Collection entries:
###

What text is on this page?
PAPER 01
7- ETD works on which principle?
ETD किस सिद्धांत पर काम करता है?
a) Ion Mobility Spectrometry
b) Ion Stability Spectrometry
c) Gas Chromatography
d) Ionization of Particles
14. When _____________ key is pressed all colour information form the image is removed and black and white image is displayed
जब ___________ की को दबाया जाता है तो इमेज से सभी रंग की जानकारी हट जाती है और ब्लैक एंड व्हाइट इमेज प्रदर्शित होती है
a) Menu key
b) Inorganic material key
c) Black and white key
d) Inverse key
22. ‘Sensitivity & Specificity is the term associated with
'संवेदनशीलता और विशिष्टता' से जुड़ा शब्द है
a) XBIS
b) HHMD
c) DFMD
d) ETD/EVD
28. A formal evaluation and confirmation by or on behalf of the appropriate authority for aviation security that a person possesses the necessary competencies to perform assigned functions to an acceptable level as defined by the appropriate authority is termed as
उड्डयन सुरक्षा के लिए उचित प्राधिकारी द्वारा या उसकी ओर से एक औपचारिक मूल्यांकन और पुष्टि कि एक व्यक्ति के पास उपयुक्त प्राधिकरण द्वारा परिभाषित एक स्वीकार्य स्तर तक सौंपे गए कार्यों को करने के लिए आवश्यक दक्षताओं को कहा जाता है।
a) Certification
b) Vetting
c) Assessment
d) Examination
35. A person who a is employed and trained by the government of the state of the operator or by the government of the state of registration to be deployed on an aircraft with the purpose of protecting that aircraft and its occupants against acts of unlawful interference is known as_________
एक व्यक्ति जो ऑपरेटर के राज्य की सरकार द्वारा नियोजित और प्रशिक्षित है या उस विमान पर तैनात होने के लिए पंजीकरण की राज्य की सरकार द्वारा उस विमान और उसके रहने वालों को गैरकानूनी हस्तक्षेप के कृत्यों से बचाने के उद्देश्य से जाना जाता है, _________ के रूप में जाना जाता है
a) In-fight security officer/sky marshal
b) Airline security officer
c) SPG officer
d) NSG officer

###

Task requirements:
Repeat every entry exactly, please.

Output of the exercise:
What text is on this page?
PAPER 01
7- ETD works on which principle?
ETD किस सिद्धांत पर काम करता है?
a) Ion Mobility Spectrometry
b) Ion Stability Spectrometry
c) Gas Chromatography
d) Ionization of Particles
14. When _____________ key is pressed all colour information form the image is removed and black and white image is displayed
जब ___________ की को दबाया जाता है तो इमेज से सभी रंग की जानकारी हट जाती है और ब्लैक एंड व्हाइट इमेज प्रदर्शित होती है
a) Menu key
b) Inorganic material key
c) Black and white key
d) Inverse key
22. ‘Sensitivity & Specificity is the term associated with
'संवेदनशीलता और विशिष्टता' से जुड़ा शब्द है
a) XBIS
b) HHMD
c) DFMD
d) ETD/EVD
28. A formal evaluation and confirmation by or on behalf of the appropriate authority for aviation security that a person possesses the necessary competencies to perform assigned functions to an acceptable level as defined by the appropriate authority is termed as
उड्डयन सुरक्षा के लिए उचित प्राधिकारी द्वारा या उसकी ओर से एक औपचारिक मूल्यांकन और पुष्टि कि एक व्यक्ति के पास उपयुक्त प्राधिकरण द्वारा परिभाषित एक स्वीकार्य स्तर तक सौंपे गए कार्यों को करने के लिए आवश्यक दक्षताओं को कहा जाता है।
a) Certification
b) Vetting
c) Assessment
d) Examination
35. A person who a is employed and trained by the government of the state of the operator or by the government of the state of registration to be deployed on an aircraft with the purpose of protecting that aircraft and its occupants against acts of unlawful interference is known as_________
एक व्यक्ति जो ऑपरेटर के राज्य की सरकार द्वारा नियोजित और प्रशिक्षित है या उस विमान पर तैनात होने के लिए पंजीकरण की राज्य की सरकार द्वारा उस विमान और उसके रहने वालों को गैरकानूनी हस्तक्षेप के कृत्यों से बचाने के उद्देश्य से जाना जाता है, _________ के रूप में जाना जाता है
a) In-fight security officer/sky marshal
b) Airline security officer
c) SPG officer
d) NSG officer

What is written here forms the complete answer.